▸ **Task goal**
Keep only the lines that hold the string "extraction", filtering out the rest of the entries below.

▸ **Provided material**
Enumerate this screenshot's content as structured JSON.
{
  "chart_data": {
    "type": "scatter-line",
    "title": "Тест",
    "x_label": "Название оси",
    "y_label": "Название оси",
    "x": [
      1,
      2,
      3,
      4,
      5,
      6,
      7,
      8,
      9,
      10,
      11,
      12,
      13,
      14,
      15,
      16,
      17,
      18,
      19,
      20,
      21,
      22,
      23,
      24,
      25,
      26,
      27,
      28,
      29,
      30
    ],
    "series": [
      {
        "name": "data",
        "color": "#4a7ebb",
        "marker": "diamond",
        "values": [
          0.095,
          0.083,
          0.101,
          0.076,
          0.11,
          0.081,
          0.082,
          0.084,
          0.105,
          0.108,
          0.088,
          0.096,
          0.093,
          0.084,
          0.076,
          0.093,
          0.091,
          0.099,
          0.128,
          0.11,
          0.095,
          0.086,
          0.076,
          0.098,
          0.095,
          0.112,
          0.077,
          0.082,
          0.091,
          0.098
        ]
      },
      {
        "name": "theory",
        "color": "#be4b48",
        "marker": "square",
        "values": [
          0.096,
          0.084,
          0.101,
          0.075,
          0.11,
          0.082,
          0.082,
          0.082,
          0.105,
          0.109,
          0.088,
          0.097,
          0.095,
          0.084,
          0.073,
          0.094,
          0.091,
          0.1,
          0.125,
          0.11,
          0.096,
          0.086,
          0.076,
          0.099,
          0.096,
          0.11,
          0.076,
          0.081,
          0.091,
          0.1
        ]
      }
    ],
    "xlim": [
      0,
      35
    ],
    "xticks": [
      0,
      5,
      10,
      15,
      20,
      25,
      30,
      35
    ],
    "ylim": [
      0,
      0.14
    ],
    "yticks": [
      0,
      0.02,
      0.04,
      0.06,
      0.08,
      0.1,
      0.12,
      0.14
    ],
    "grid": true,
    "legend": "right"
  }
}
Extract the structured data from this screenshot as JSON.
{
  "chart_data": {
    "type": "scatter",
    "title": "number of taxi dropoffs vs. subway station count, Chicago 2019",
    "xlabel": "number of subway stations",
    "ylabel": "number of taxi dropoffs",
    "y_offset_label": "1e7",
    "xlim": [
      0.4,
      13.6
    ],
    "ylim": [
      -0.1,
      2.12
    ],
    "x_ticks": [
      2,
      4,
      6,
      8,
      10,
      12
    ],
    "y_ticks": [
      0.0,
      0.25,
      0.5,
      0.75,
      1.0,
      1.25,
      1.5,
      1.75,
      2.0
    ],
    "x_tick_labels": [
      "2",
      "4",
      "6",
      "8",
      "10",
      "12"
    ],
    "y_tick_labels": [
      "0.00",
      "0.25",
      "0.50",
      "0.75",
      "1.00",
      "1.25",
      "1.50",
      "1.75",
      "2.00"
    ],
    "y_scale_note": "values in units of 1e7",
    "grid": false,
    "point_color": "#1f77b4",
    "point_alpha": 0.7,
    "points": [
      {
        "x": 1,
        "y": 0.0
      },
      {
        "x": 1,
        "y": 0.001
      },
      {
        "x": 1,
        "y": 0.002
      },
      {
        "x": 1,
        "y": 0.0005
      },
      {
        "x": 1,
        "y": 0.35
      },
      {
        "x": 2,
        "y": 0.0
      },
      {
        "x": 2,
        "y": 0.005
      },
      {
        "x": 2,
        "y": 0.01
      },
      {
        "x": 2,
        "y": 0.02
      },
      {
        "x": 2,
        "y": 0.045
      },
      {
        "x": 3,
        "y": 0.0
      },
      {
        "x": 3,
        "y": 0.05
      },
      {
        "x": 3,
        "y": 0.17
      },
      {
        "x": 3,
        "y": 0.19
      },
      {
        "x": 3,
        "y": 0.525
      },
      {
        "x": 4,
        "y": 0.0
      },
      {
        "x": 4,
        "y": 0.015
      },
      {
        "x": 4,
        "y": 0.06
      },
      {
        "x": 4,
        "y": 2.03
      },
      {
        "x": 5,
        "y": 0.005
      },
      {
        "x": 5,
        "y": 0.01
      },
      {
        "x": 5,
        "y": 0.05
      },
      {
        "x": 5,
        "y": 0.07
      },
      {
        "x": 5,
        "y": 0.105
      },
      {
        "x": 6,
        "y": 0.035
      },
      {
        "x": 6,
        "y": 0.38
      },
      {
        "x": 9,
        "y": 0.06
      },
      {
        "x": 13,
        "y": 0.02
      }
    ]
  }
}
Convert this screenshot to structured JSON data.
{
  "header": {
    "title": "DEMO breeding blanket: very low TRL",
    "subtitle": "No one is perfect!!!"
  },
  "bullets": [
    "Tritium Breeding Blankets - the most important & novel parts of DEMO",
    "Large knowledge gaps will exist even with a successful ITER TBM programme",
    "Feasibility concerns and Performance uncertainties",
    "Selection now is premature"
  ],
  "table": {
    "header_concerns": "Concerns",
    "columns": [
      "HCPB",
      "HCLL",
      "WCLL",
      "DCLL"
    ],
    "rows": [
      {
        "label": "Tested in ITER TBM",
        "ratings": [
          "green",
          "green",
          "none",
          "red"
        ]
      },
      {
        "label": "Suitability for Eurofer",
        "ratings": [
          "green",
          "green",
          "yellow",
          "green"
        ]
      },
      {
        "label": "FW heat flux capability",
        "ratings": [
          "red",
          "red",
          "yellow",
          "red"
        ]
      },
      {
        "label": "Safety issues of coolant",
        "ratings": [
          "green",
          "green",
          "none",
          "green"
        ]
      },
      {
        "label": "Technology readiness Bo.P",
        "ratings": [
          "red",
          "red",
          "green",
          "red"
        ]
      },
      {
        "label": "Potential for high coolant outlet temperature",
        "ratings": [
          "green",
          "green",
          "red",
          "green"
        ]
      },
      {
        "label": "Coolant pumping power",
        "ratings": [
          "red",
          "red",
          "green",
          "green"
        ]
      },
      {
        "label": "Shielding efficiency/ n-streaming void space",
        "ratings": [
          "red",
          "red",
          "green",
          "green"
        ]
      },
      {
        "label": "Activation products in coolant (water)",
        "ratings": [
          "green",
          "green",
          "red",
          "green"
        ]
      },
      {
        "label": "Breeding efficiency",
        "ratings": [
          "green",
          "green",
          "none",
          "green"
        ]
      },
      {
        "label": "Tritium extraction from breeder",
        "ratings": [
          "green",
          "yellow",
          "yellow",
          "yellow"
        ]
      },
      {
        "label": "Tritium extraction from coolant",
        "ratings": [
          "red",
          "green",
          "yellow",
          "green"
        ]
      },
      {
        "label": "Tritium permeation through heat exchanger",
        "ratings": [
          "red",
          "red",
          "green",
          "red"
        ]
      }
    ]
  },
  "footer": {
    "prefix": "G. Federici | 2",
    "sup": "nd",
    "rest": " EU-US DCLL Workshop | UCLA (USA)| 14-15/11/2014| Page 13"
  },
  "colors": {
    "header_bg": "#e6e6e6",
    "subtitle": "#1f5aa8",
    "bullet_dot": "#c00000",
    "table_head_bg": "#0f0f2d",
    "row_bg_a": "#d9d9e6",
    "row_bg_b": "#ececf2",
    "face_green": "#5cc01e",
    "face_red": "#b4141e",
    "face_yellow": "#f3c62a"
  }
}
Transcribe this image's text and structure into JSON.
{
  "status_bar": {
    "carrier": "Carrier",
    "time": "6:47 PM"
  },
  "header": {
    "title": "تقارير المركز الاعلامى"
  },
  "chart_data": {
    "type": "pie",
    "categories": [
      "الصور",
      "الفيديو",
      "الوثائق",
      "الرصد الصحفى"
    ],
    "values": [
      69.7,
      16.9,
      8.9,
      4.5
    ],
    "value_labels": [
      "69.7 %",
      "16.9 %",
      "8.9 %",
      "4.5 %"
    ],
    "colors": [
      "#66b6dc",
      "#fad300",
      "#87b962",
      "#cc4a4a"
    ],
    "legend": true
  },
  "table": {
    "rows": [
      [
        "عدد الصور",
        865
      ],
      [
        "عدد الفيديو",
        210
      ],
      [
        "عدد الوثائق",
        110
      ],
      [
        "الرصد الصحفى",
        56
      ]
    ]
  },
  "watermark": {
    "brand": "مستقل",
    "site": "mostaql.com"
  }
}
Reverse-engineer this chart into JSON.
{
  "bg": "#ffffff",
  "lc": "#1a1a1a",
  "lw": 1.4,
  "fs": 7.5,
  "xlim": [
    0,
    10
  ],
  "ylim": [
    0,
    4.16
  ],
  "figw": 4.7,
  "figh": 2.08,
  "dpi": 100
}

▸ **The output**
        "label": "Tritium extraction from breeder",
        "label": "Tritium extraction from coolant",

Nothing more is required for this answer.